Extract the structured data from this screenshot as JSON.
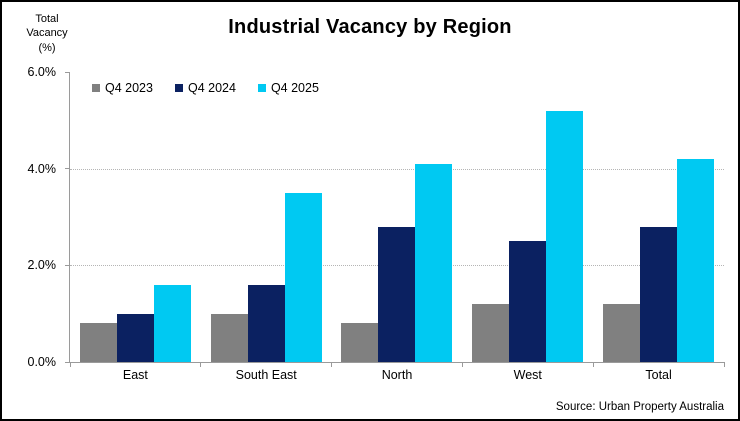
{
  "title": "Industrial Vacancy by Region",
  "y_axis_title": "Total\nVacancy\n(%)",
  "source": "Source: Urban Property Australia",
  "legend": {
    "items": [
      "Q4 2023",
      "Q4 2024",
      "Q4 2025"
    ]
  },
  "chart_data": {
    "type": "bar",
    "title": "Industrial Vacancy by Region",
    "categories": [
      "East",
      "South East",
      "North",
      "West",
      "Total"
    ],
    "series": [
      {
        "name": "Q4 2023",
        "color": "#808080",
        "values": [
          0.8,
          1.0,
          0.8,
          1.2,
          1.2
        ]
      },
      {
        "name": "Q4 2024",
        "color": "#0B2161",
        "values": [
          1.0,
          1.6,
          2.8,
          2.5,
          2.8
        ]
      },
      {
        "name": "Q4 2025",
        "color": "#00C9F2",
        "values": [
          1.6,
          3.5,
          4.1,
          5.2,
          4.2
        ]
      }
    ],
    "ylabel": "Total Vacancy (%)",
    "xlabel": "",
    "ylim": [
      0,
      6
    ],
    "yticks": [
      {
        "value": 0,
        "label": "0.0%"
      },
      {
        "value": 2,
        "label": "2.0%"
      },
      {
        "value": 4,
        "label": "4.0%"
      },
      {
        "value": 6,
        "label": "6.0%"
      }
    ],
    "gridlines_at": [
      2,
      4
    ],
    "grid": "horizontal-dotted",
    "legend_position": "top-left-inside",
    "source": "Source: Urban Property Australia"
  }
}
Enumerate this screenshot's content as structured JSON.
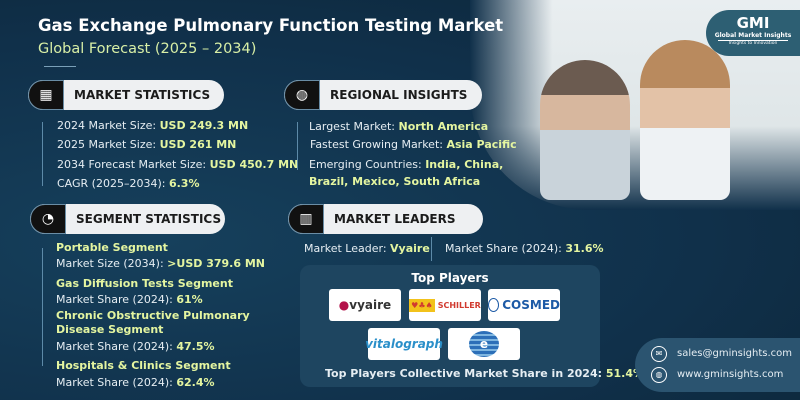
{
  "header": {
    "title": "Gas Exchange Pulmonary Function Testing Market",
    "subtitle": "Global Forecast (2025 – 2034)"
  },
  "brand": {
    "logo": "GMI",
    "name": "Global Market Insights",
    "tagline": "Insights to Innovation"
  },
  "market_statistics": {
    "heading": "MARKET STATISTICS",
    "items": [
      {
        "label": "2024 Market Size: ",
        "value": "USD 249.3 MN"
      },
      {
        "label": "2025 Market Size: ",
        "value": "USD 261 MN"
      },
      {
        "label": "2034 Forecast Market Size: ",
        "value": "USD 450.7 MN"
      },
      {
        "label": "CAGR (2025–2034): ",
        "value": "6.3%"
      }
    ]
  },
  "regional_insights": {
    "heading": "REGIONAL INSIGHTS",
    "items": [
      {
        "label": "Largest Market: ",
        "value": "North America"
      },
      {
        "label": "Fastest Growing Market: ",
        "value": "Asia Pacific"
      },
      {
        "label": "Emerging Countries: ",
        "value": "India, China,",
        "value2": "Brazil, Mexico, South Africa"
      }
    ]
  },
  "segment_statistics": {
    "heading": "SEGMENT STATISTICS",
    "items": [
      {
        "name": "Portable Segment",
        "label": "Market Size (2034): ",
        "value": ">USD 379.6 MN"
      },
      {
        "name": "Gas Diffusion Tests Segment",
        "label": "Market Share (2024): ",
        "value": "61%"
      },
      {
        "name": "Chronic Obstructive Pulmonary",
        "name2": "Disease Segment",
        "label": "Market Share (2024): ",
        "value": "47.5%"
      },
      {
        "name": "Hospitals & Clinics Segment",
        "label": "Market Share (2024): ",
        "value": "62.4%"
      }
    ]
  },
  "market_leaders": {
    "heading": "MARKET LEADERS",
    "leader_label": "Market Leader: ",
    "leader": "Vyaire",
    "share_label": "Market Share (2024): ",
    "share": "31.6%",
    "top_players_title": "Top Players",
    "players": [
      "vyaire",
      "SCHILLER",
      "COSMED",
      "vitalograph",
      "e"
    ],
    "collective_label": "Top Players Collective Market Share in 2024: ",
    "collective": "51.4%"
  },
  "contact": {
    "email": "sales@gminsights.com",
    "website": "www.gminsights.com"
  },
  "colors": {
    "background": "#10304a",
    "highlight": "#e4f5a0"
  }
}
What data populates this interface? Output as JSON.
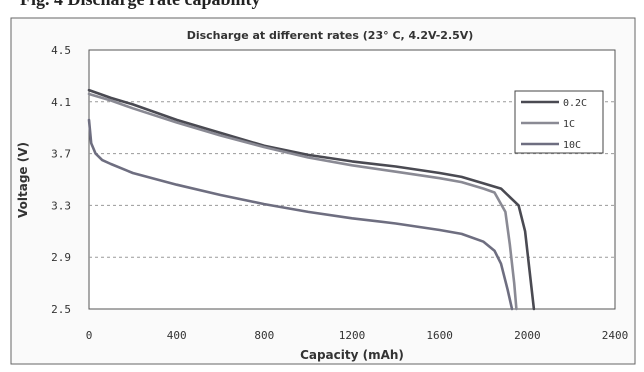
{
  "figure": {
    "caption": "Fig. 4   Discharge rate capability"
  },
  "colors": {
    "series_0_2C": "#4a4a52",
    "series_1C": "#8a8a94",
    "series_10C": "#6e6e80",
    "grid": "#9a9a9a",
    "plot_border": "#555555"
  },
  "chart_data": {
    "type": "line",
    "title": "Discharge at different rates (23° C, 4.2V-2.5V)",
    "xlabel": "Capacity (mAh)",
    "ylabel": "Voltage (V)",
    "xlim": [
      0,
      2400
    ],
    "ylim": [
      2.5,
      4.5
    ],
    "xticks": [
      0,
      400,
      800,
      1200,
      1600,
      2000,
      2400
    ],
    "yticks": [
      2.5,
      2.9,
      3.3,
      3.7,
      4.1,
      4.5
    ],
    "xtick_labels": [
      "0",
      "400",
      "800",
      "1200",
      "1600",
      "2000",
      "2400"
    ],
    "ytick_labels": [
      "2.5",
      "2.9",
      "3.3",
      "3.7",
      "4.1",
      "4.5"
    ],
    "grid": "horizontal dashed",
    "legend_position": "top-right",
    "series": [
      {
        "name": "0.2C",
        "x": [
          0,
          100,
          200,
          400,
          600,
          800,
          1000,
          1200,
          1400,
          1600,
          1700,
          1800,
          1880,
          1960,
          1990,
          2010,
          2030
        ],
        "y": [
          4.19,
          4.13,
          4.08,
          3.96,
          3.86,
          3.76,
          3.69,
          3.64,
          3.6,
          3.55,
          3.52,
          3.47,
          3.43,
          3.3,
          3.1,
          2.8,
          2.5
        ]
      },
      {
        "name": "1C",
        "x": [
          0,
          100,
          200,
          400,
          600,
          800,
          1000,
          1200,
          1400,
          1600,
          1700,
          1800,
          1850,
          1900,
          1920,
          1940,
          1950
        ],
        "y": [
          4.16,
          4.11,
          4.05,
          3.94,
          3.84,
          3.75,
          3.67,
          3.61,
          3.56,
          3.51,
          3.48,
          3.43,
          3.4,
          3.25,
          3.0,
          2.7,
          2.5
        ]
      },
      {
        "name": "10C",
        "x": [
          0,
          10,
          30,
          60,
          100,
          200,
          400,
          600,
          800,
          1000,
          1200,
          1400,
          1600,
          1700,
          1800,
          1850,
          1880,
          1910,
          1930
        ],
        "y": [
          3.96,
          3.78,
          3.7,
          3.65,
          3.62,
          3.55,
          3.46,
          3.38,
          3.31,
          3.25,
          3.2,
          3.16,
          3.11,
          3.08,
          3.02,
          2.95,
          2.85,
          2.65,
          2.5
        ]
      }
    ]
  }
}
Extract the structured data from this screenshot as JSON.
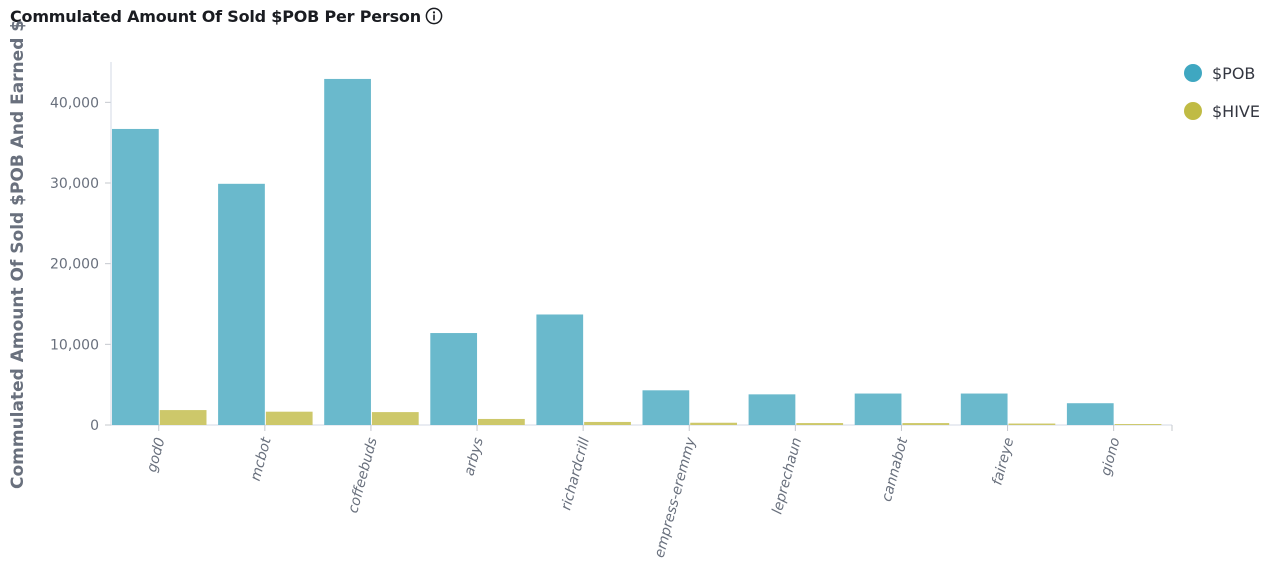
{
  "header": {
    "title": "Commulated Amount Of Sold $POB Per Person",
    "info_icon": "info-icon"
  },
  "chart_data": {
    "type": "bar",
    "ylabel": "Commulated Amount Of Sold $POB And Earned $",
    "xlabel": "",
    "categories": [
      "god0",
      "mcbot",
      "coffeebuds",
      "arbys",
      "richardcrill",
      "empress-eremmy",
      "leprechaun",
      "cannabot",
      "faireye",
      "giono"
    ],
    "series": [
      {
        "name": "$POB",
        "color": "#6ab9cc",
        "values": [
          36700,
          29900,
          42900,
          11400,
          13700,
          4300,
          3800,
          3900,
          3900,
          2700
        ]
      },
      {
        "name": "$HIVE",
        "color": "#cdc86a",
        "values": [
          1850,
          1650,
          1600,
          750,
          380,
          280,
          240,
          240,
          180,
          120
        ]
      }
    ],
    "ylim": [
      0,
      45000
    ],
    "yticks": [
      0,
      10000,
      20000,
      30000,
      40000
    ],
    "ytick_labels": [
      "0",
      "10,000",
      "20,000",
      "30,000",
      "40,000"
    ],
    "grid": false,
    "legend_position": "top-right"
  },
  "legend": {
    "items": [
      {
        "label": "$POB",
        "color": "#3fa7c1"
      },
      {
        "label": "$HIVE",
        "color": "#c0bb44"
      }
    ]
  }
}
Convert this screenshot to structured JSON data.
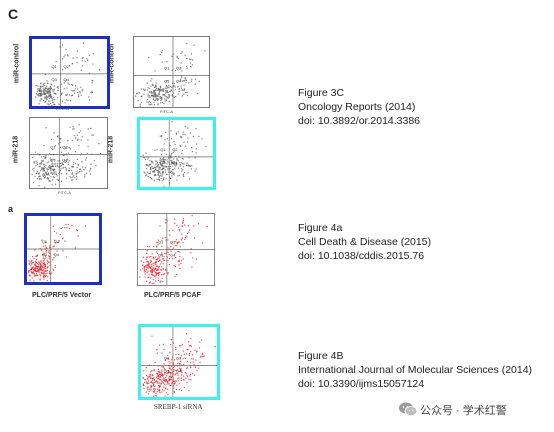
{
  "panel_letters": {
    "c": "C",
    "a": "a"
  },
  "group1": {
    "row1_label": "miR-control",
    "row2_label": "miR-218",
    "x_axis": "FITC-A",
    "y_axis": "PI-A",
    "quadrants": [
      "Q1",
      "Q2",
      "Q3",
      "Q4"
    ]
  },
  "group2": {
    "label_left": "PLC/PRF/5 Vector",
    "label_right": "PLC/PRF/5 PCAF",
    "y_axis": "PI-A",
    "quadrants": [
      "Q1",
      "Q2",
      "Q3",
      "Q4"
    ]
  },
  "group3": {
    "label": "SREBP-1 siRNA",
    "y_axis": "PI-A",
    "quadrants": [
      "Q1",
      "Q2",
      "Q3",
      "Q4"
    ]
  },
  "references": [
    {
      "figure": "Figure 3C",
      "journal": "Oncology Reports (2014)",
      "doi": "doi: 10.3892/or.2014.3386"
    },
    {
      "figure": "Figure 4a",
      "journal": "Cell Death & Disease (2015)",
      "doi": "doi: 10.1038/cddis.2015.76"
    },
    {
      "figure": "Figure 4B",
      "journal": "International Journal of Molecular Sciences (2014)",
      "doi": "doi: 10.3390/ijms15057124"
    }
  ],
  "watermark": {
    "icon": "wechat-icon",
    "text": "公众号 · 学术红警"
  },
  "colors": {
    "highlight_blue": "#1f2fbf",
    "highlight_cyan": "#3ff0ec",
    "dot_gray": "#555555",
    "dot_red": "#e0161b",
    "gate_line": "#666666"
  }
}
***
* _WRITTEN REQUEST_:
In the records above, find the line with "Convert this screenshot" and copy from it through the last line exactly, without the pictures.

* _FULL OUTPUT_:
Convert this screenshot to structured JSON data.
{
  "panel_letters": {
    "c": "C",
    "a": "a"
  },
  "group1": {
    "row1_label": "miR-control",
    "row2_label": "miR-218",
    "x_axis": "FITC-A",
    "y_axis": "PI-A",
    "quadrants": [
      "Q1",
      "Q2",
      "Q3",
      "Q4"
    ]
  },
  "group2": {
    "label_left": "PLC/PRF/5 Vector",
    "label_right": "PLC/PRF/5 PCAF",
    "y_axis": "PI-A",
    "quadrants": [
      "Q1",
      "Q2",
      "Q3",
      "Q4"
    ]
  },
  "group3": {
    "label": "SREBP-1 siRNA",
    "y_axis": "PI-A",
    "quadrants": [
      "Q1",
      "Q2",
      "Q3",
      "Q4"
    ]
  },
  "references": [
    {
      "figure": "Figure 3C",
      "journal": "Oncology Reports (2014)",
      "doi": "doi: 10.3892/or.2014.3386"
    },
    {
      "figure": "Figure 4a",
      "journal": "Cell Death & Disease (2015)",
      "doi": "doi: 10.1038/cddis.2015.76"
    },
    {
      "figure": "Figure 4B",
      "journal": "International Journal of Molecular Sciences (2014)",
      "doi": "doi: 10.3390/ijms15057124"
    }
  ],
  "watermark": {
    "icon": "wechat-icon",
    "text": "公众号 · 学术红警"
  },
  "colors": {
    "highlight_blue": "#1f2fbf",
    "highlight_cyan": "#3ff0ec",
    "dot_gray": "#555555",
    "dot_red": "#e0161b",
    "gate_line": "#666666"
  }
}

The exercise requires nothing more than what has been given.